> _Written instruction_
Identify the lines that contain the string "JSON", then copy each of them.

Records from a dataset
··········

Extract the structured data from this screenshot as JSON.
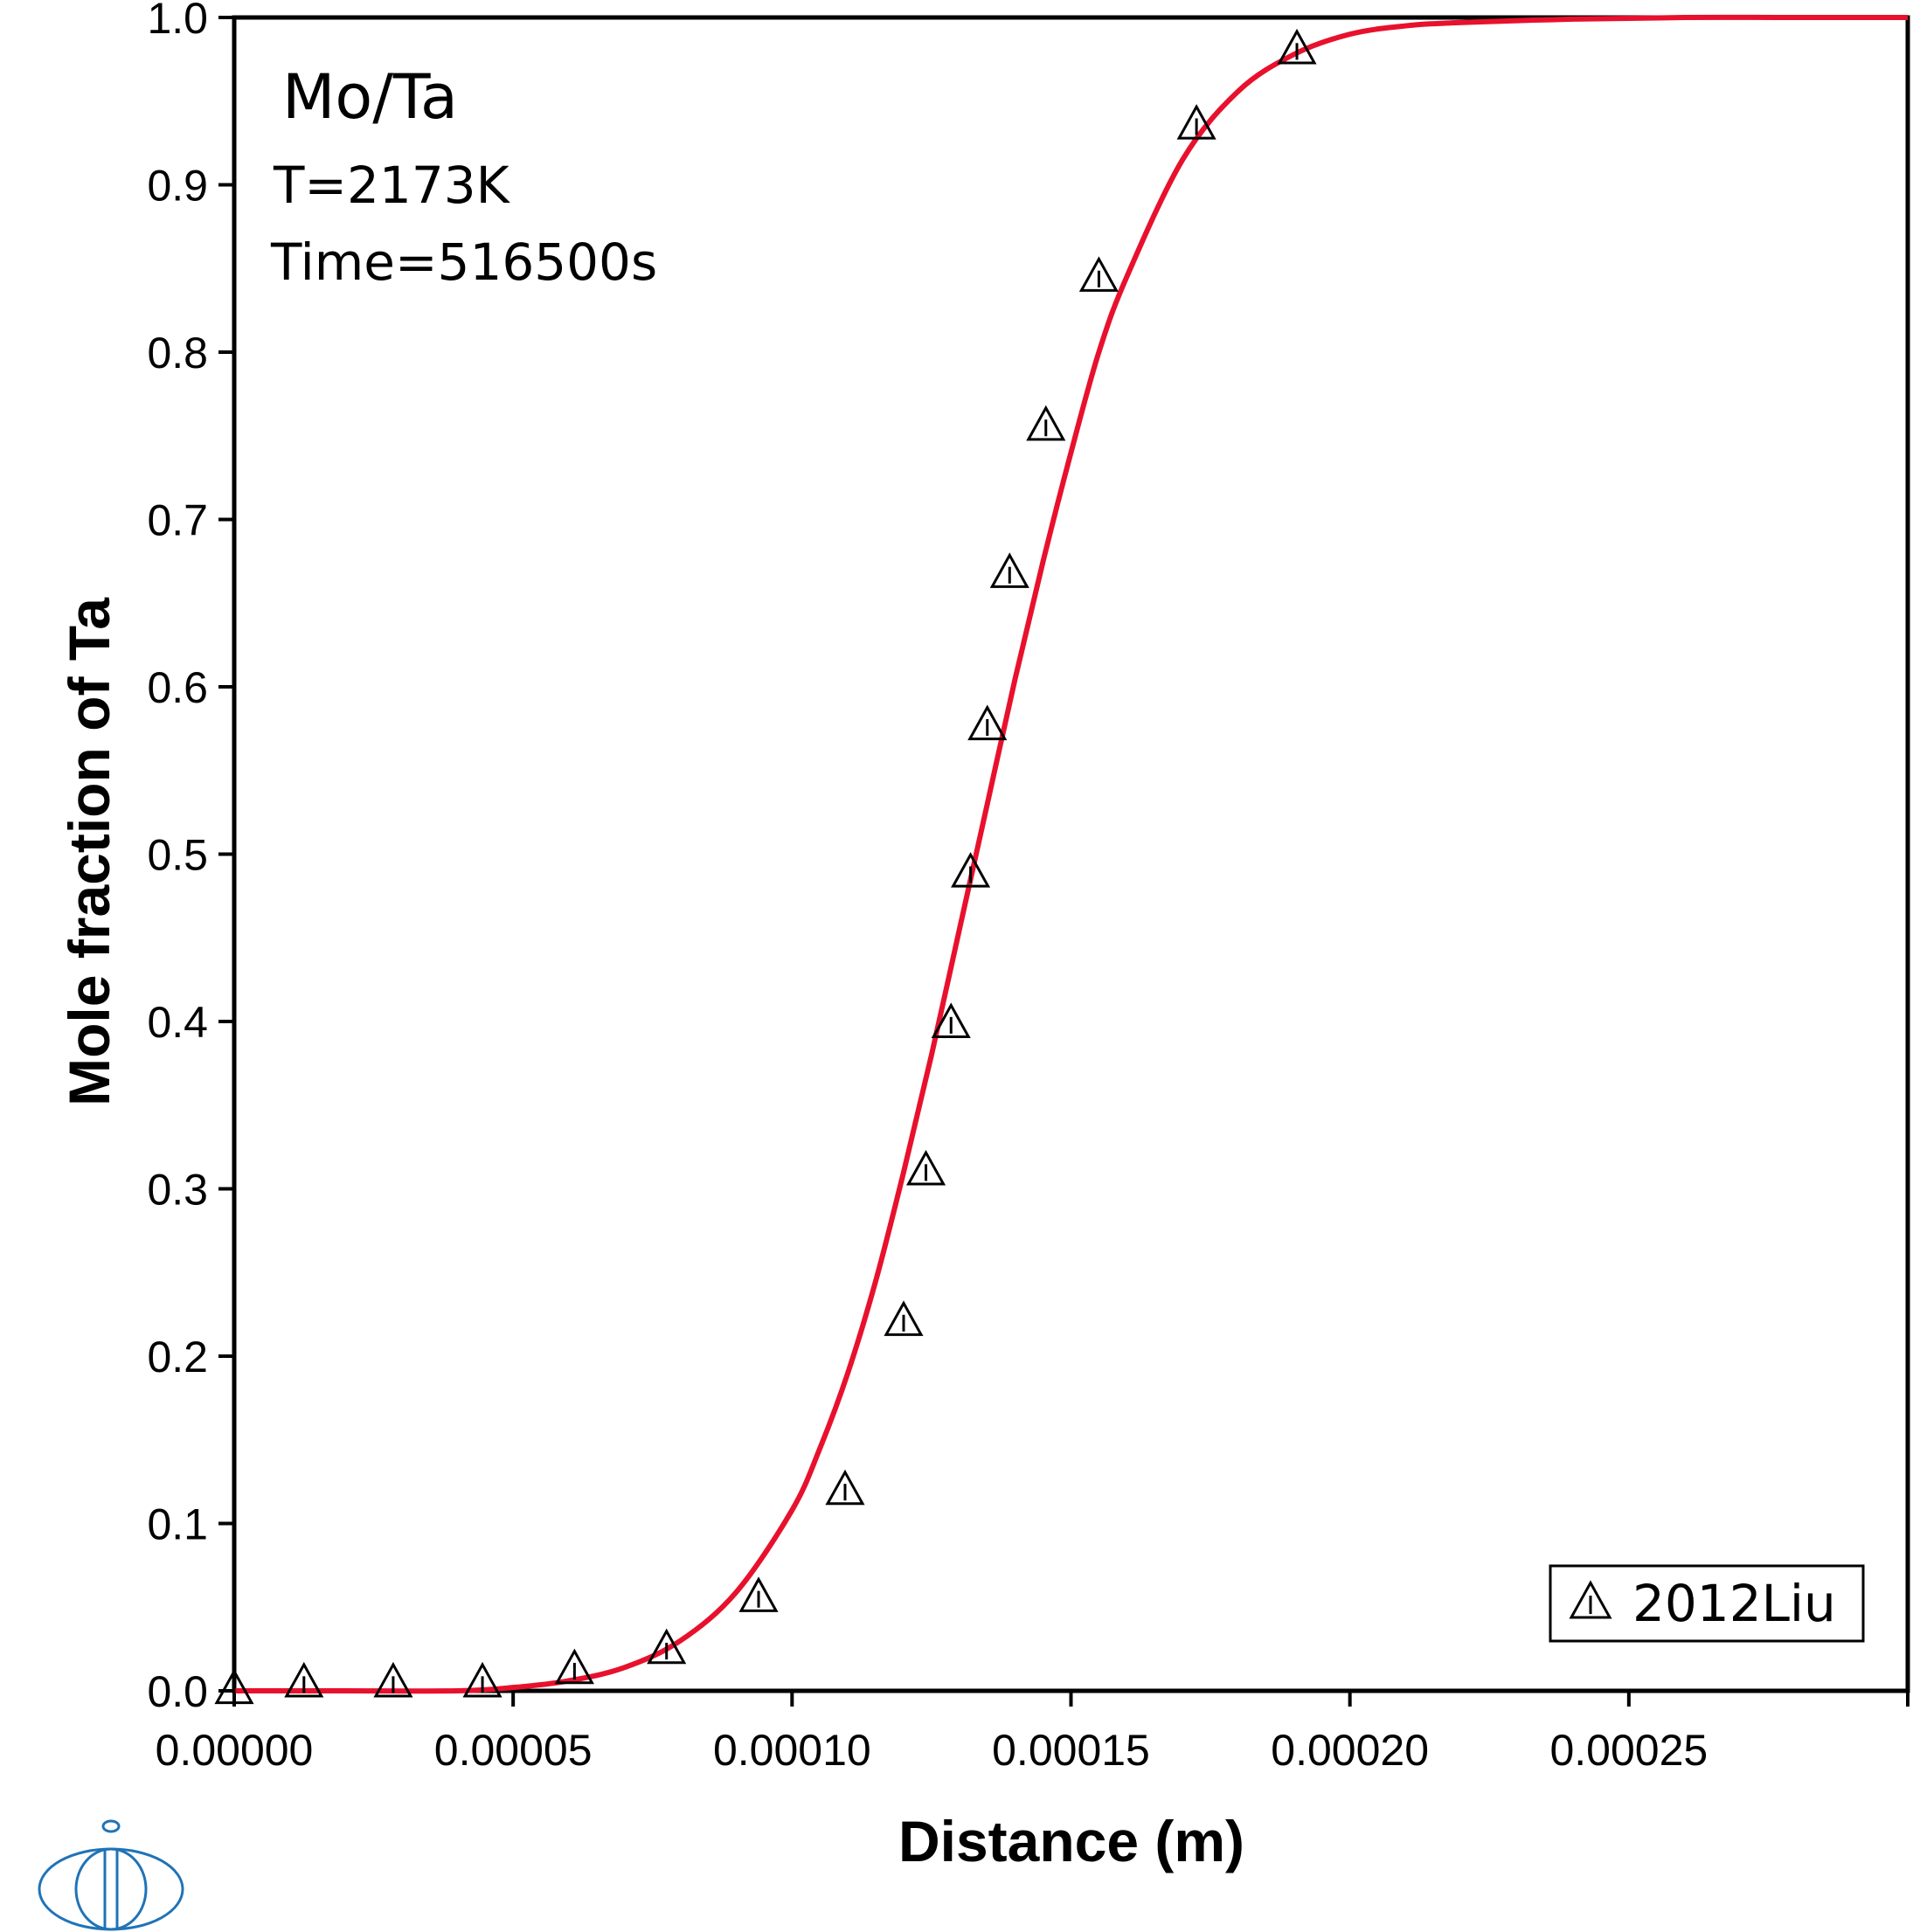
{
  "chart_data": {
    "type": "scatter",
    "title": "",
    "xlabel": "Distance (m)",
    "ylabel": "Mole fraction of Ta",
    "xlim": [
      0,
      0.0003
    ],
    "ylim": [
      0,
      1.0
    ],
    "x_ticks": [
      0,
      5e-05,
      0.0001,
      0.00015,
      0.0002,
      0.00025
    ],
    "x_tick_labels": [
      "0.00000",
      "0.00005",
      "0.00010",
      "0.00015",
      "0.00020",
      "0.00025"
    ],
    "y_ticks": [
      0,
      0.1,
      0.2,
      0.3,
      0.4,
      0.5,
      0.6,
      0.7,
      0.8,
      0.9,
      1.0
    ],
    "y_tick_labels": [
      "0.0",
      "0.1",
      "0.2",
      "0.3",
      "0.4",
      "0.5",
      "0.6",
      "0.7",
      "0.8",
      "0.9",
      "1.0"
    ],
    "grid": false,
    "legend_position": "bottom-right",
    "annotations": [
      "Mo/Ta",
      "T=2173K",
      "Time=516500s"
    ],
    "series": [
      {
        "type": "line",
        "color": "#e8112d",
        "x": [
          0,
          2e-05,
          4e-05,
          5e-05,
          6e-05,
          7e-05,
          8e-05,
          9e-05,
          0.0001,
          0.000105,
          0.00011,
          0.000115,
          0.00012,
          0.000125,
          0.00013,
          0.000135,
          0.00014,
          0.000145,
          0.00015,
          0.000155,
          0.00016,
          0.00017,
          0.00018,
          0.00019,
          0.0002,
          0.00021,
          0.00022,
          0.00024,
          0.00026,
          0.00028,
          0.0003
        ],
        "y": [
          0.0,
          0.0,
          0.0,
          0.002,
          0.006,
          0.014,
          0.03,
          0.059,
          0.108,
          0.145,
          0.19,
          0.245,
          0.31,
          0.38,
          0.455,
          0.53,
          0.605,
          0.675,
          0.74,
          0.8,
          0.845,
          0.915,
          0.956,
          0.978,
          0.99,
          0.995,
          0.997,
          0.999,
          1.0,
          1.0,
          1.0
        ]
      },
      {
        "name": "2012Liu",
        "type": "scatter",
        "marker": "triangle",
        "x": [
          0,
          1.25e-05,
          2.85e-05,
          4.45e-05,
          6.1e-05,
          7.75e-05,
          9.4e-05,
          0.0001095,
          0.00012,
          0.000124,
          0.0001285,
          0.000132,
          0.000135,
          0.000139,
          0.0001455,
          0.000155,
          0.0001725,
          0.0001905
        ],
        "y": [
          0.0,
          0.004,
          0.004,
          0.004,
          0.012,
          0.024,
          0.055,
          0.119,
          0.22,
          0.31,
          0.398,
          0.488,
          0.576,
          0.667,
          0.755,
          0.844,
          0.935,
          0.98
        ]
      }
    ]
  }
}
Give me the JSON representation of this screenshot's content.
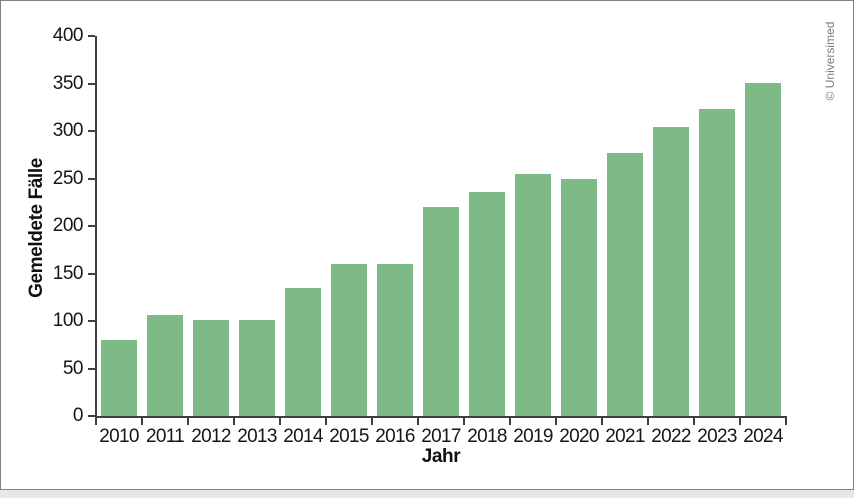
{
  "frame": {
    "copyright": "© Universimed",
    "card_background": "#ffffff",
    "card_border_color": "#828282",
    "outer_background": "#e7e7e7"
  },
  "chart_data": {
    "type": "bar",
    "title": "",
    "xlabel": "Jahr",
    "ylabel": "Gemeldete Fälle",
    "categories": [
      "2010",
      "2011",
      "2012",
      "2013",
      "2014",
      "2015",
      "2016",
      "2017",
      "2018",
      "2019",
      "2020",
      "2021",
      "2022",
      "2023",
      "2024"
    ],
    "values": [
      80,
      106,
      101,
      101,
      135,
      160,
      160,
      220,
      236,
      255,
      250,
      277,
      304,
      323,
      351
    ],
    "ylim": [
      0,
      400
    ],
    "ytick_step": 50,
    "yticks": [
      0,
      50,
      100,
      150,
      200,
      250,
      300,
      350,
      400
    ],
    "bar_color": "#7dba88",
    "axis_color": "#3f3f3f",
    "grid": false,
    "legend": false
  }
}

··········

> _Answer in full_
Extract the structured data from this screenshot as JSON.
Give me the JSON representation of this screenshot's content.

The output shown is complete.